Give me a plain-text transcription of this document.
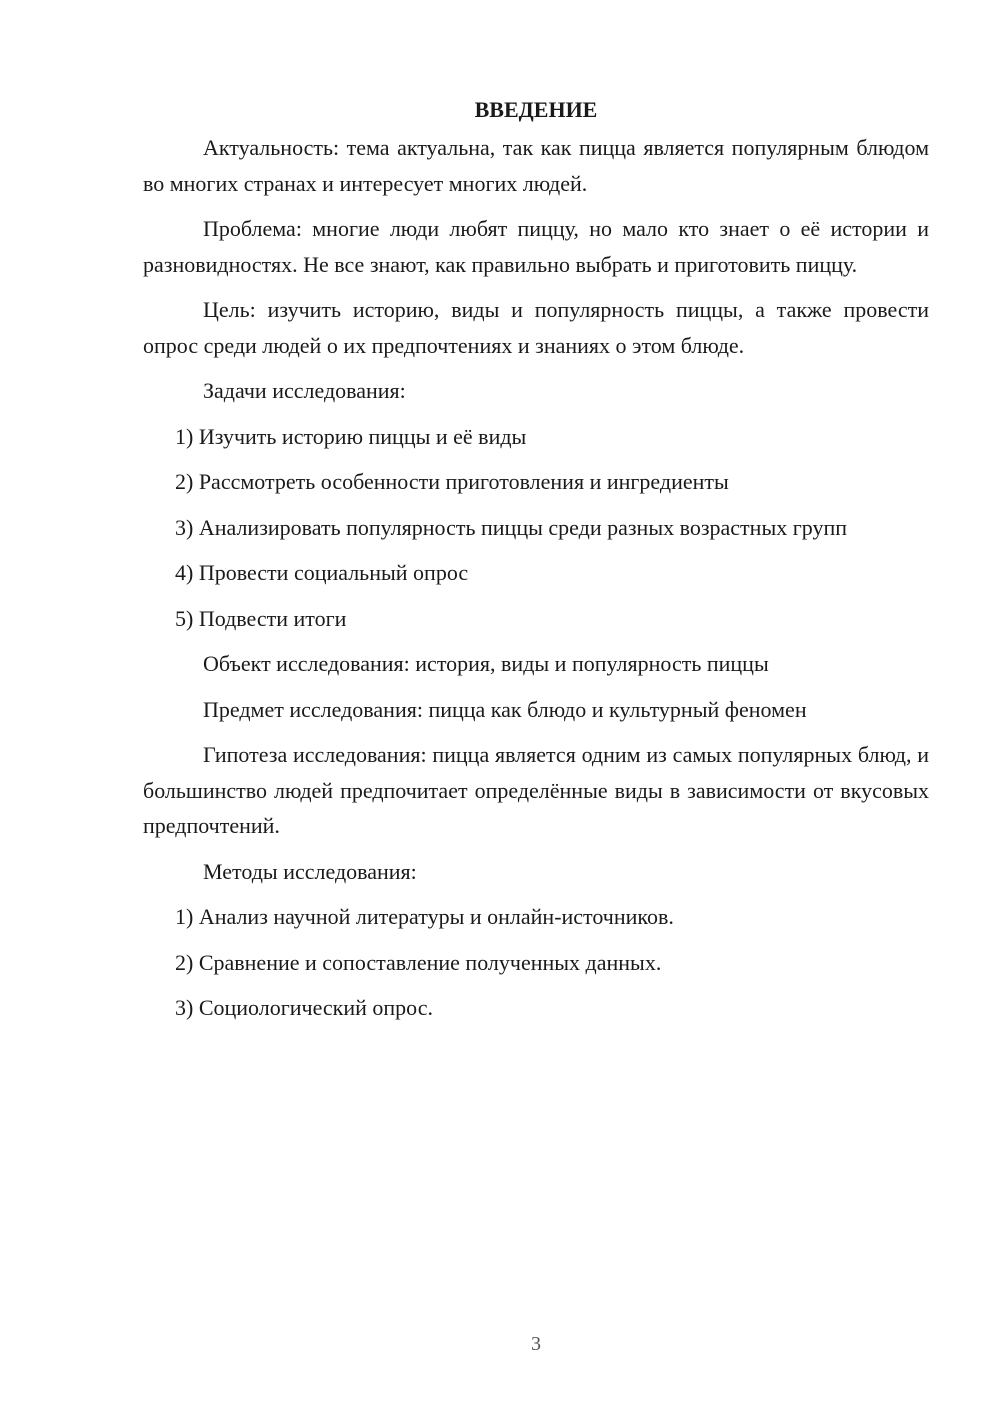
ВВЕДЕНИЕ

Актуальность: тема актуальна, так как пицца является популярным блюдом во многих странах и интересует многих людей.

Проблема: многие люди любят пиццу, но мало кто знает о её истории и разновидностях. Не все знают, как правильно выбрать и приготовить пиццу.

Цель: изучить историю, виды и популярность пиццы, а также провести опрос среди людей о их предпочтениях и знаниях о этом блюде.

Задачи исследования:

1) Изучить историю пиццы и её виды

2) Рассмотреть особенности приготовления и ингредиенты

3) Анализировать популярность пиццы среди разных возрастных групп

4) Провести социальный опрос

5) Подвести итоги

Объект исследования: история, виды и популярность пиццы

Предмет исследования: пицца как блюдо и культурный феномен

Гипотеза исследования: пицца является одним из самых популярных блюд, и большинство людей предпочитает определённые виды в зависимости от вкусовых предпочтений.

Методы исследования:

1) Анализ научной литературы и онлайн-источников.

2) Сравнение и сопоставление полученных данных.

3) Социологический опрос.

3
————
* Aim of the exercise *
Every line of the records that includes the word "является" should be gathered.

* Solution for this exercise *
Актуальность: тема актуальна, так как пицца является популярным блюдом во многих странах и интересует многих людей.
Гипотеза исследования: пицца является одним из самых популярных блюд, и большинство людей предпочитает определённые виды в зависимости от вкусовых предпочтений.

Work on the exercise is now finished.